━━━━━ Task data ━━━━━
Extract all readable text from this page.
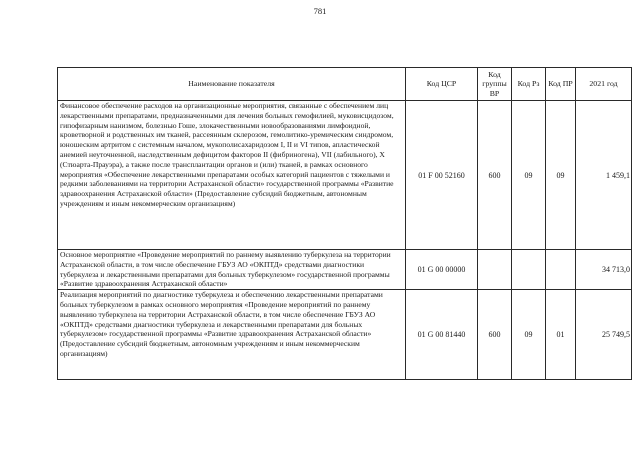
781
Наименование показателя	Код ЦСР	Код группы ВР	Код Рз	Код ПР	2021 год
Финансовое обеспечение расходов на организационные мероприятия, связанные с обеспечением лиц лекарственными препаратами, предназначенными для лечения больных гемофилией, муковисцидозом, гипофизарным нанизмом, болезнью Гоше, злокачественными новообразованиями лимфоидной, кроветворной и родственных им тканей, рассеянным склерозом, гемолитико-уремическим синдромом, юношеским артритом с системным началом, мукополисахаридозом I, II и VI типов, апластической анемией неуточненной, наследственным дефицитом факторов II (фибриногена), VII (лабильного), X (Стюарта-Прауэра), а также после трансплантации органов и (или) тканей, в рамках основного мероприятия «Обеспечение лекарственными препаратами особых категорий пациентов с тяжелыми и редкими заболеваниями на территории Астраханской области» государственной программы «Развитие здравоохранения Астраханской области» (Предоставление субсидий бюджетным, автономным учреждениям и иным некоммерческим организациям)	01 F 00 52160	600	09	09	1 459,1
Основное мероприятие «Проведение мероприятий по раннему выявлению туберкулеза на территории Астраханской области, в том числе обеспечение ГБУЗ АО «ОКПТД» средствами диагностики туберкулеза и лекарственными препаратами для больных туберкулезом» государственной программы «Развитие здравоохранения Астраханской области»	01 G 00 00000				34 713,0
Реализация мероприятий по диагностике туберкулеза и обеспечению лекарственными препаратами больных туберкулезом в рамках основного мероприятия «Проведение мероприятий по раннему выявлению туберкулеза на территории Астраханской области, в том числе обеспечение ГБУЗ АО «ОКПТД» средствами диагностики туберкулеза и лекарственными препаратами для больных туберкулезом» государственной программы «Развитие здравоохранения Астраханской области» (Предоставление субсидий бюджетным, автономным учреждениям и иным некоммерческим организациям)	01 G 00 81440	600	09	01	25 749,5
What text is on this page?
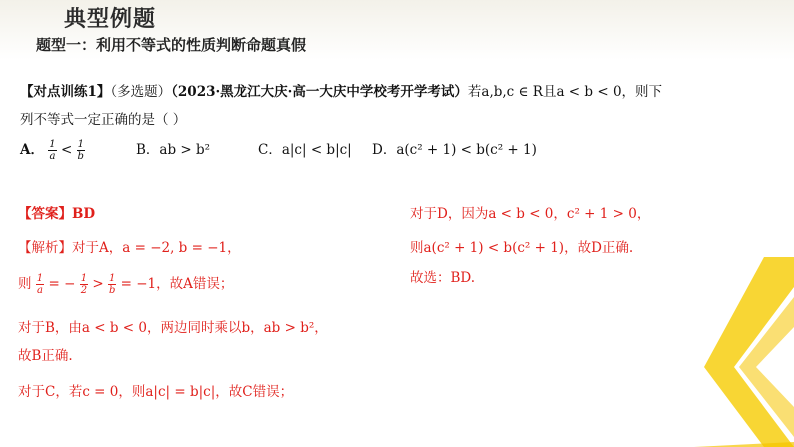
典型例题
题型一：利用不等式的性质判断命题真假
【对点训练1】（多选题）（2023·黑龙江大庆·高一大庆中学校考开学考试）若a,b,c ∈ R且a < b < 0，则下
列不等式一定正确的是（ ）
A． $\frac{1}{a} < \frac{1}{b}$	B．ab > b²	C．a|c| < b|c| D．a(c² + 1) < b(c² + 1)
【答案】BD
【解析】对于A，a = −2, b = −1，
则 $\frac{1}{a}$ = − $\frac{1}{2} > \frac{1}{b} = -1$，故A错误；
对于B，由a < b < 0，两边同时乘以b，ab > b²，
故B正确.
对于C，若c = 0，则a|c| = b|c|，故C错误；
对于D，因为a < b < 0，c² + 1 > 0，
则a(c² + 1) < b(c² + 1)，故D正确.
故选：BD.
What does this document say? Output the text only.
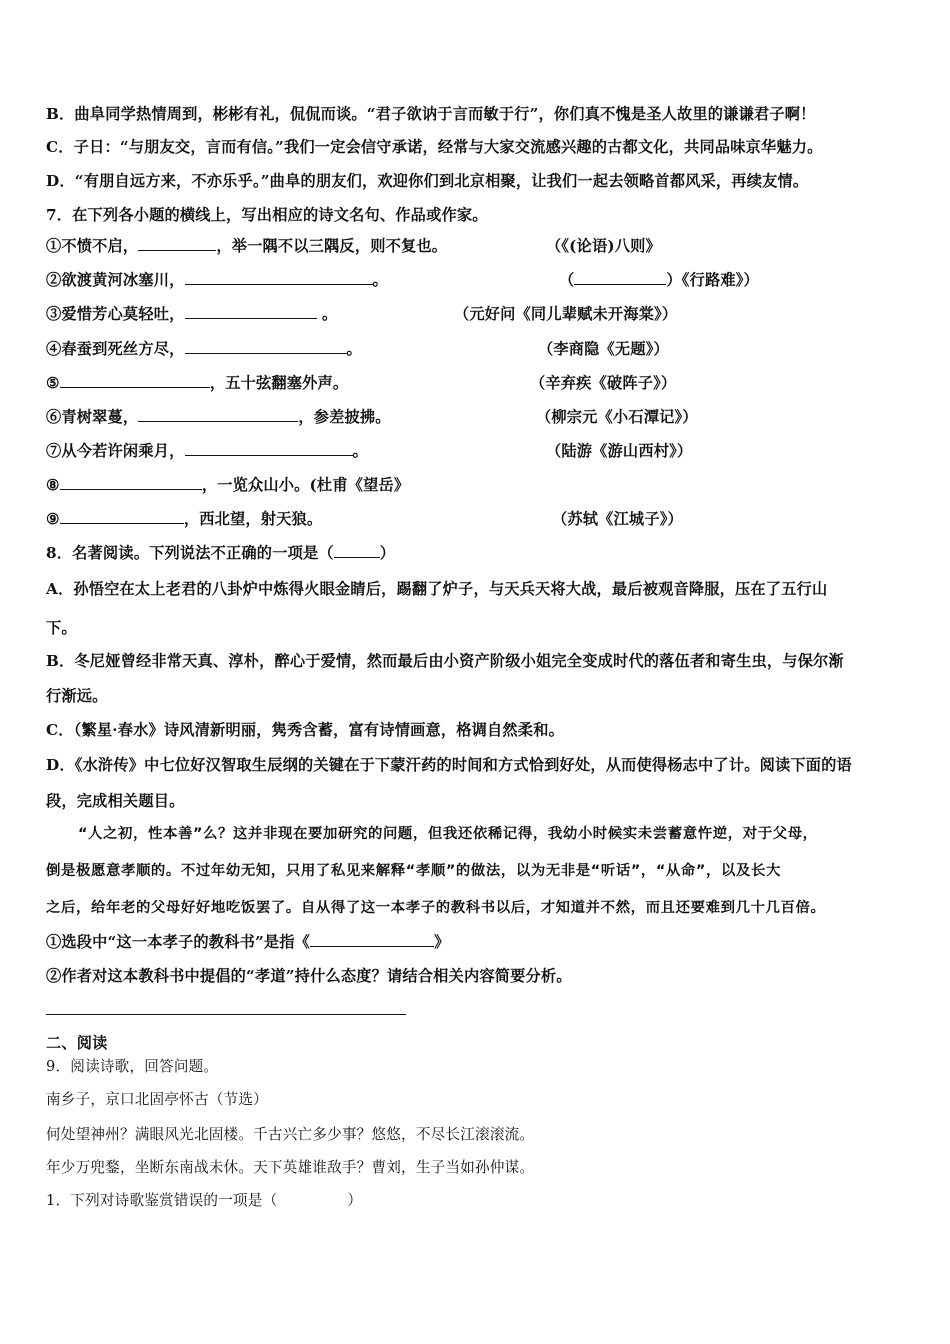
B．曲阜同学热情周到，彬彬有礼，侃侃而谈。“君子欲讷于言而敏于行”，你们真不愧是圣人故里的谦谦君子啊！
C．子日：“与朋友交，言而有信。”我们一定会信守承诺，经常与大家交流感兴趣的古都文化，共同品味京华魅力。
D．“有朋自远方来，不亦乐乎。”曲阜的朋友们，欢迎你们到北京相聚，让我们一起去领略首都风采，再续友情。
7．在下列各小题的横线上，写出相应的诗文名句、作品或作家。
①不愤不启，	，举一隅不以三隅反，则不复也。	（《(论语)八则》
②欲渡黄河冰塞川，	。	（	）《行路难》）
③爱惜芳心莫轻吐，	。	（元好问《同儿辈赋未开海棠》）
④春蚕到死丝方尽，	。	（李商隐《无题》）
⑤	，五十弦翻塞外声。	（辛弃疾《破阵子》）
⑥青树翠蔓，	，参差披拂。	（柳宗元《小石潭记》）
⑦从今若许闲乘月，	。	（陆游《游山西村》）
⑧	，一览众山小。(杜甫《望岳》
⑨	，西北望，射天狼。	（苏轼《江城子》）
8．名著阅读。下列说法不正确的一项是（	）
A．孙悟空在太上老君的八卦炉中炼得火眼金睛后，踢翻了炉子，与天兵天将大战，最后被观音降服，压在了五行山
下。
B．冬尼娅曾经非常天真、淳朴，醉心于爱情，然而最后由小资产阶级小姐完全变成时代的落伍者和寄生虫，与保尔渐
行渐远。
C．（繁星·春水》诗风清新明丽，隽秀含蓄，富有诗情画意，格调自然柔和。
D．《水浒传》中七位好汉智取生辰纲的关键在于下蒙汗药的时间和方式恰到好处，从而使得杨志中了计。阅读下面的语
段，完成相关题目。
“人之初，性本善”么？这并非现在要加研究的问题，但我还依稀记得，我幼小时候实未尝蓄意忤逆，对于父母，
倒是极愿意孝顺的。不过年幼无知，只用了私见来解释“孝顺”的做法，以为无非是“听话”，“从命”，以及长大
之后，给年老的父母好好地吃饭罢了。自从得了这一本孝子的教科书以后，才知道并不然，而且还要难到几十几百倍。
①选段中“这一本孝子的教科书”是指《	》
②作者对这本教科书中提倡的“孝道”持什么态度？请结合相关内容简要分析。
二、阅读
9．阅读诗歌，回答问题。
南乡子，京口北固亭怀古（节选）
何处望神州？满眼风光北固楼。千古兴亡多少事？悠悠，不尽长江滚滚流。
年少万兜鍪，坐断东南战未休。天下英雄谁敌手？曹刘，生子当如孙仲谋。
1．下列对诗歌鉴赏错误的一项是（	）
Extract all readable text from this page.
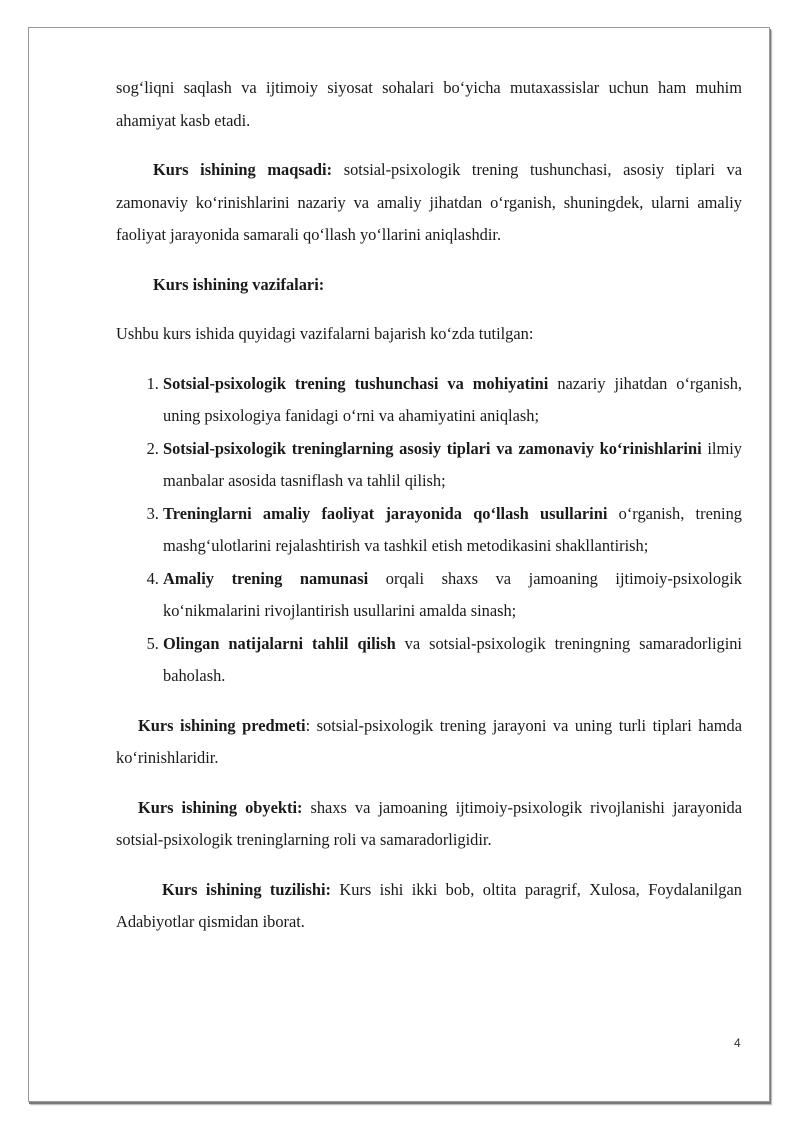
sog‘liqni saqlash va ijtimoiy siyosat sohalari bo‘yicha mutaxassislar uchun ham muhim ahamiyat kasb etadi.

Kurs ishining maqsadi: sotsial-psixologik trening tushunchasi, asosiy tiplari va zamonaviy ko‘rinishlarini nazariy va amaliy jihatdan o‘rganish, shuningdek, ularni amaliy faoliyat jarayonida samarali qo‘llash yo‘llarini aniqlashdir.

Kurs ishining vazifalari:

Ushbu kurs ishida quyidagi vazifalarni bajarish ko‘zda tutilgan:

1. Sotsial-psixologik trening tushunchasi va mohiyatini nazariy jihatdan o‘rganish, uning psixologiya fanidagi o‘rni va ahamiyatini aniqlash;
2. Sotsial-psixologik treninglarning asosiy tiplari va zamonaviy ko‘rinishlarini ilmiy manbalar asosida tasniflash va tahlil qilish;
3. Treninglarni amaliy faoliyat jarayonida qo‘llash usullarini o‘rganish, trening mashg‘ulotlarini rejalashtirish va tashkil etish metodikasini shakllantirish;
4. Amaliy trening namunasi orqali shaxs va jamoaning ijtimoiy-psixologik ko‘nikmalarini rivojlantirish usullarini amalda sinash;
5. Olingan natijalarni tahlil qilish va sotsial-psixologik treningning samaradorligini baholash.

Kurs ishining predmeti: sotsial-psixologik trening jarayoni va uning turli tiplari hamda ko‘rinishlaridir.

Kurs ishining obyekti: shaxs va jamoaning ijtimoiy-psixologik rivojlanishi jarayonida sotsial-psixologik treninglarning roli va samaradorligidir.

Kurs ishining tuzilishi: Kurs ishi ikki bob, oltita paragrif, Xulosa, Foydalanilgan Adabiyotlar qismidan iborat.

4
━━━━━
# Exercise goal
Report only the number of lines in the listing that contain the word "jihatdan".

# Task answer
2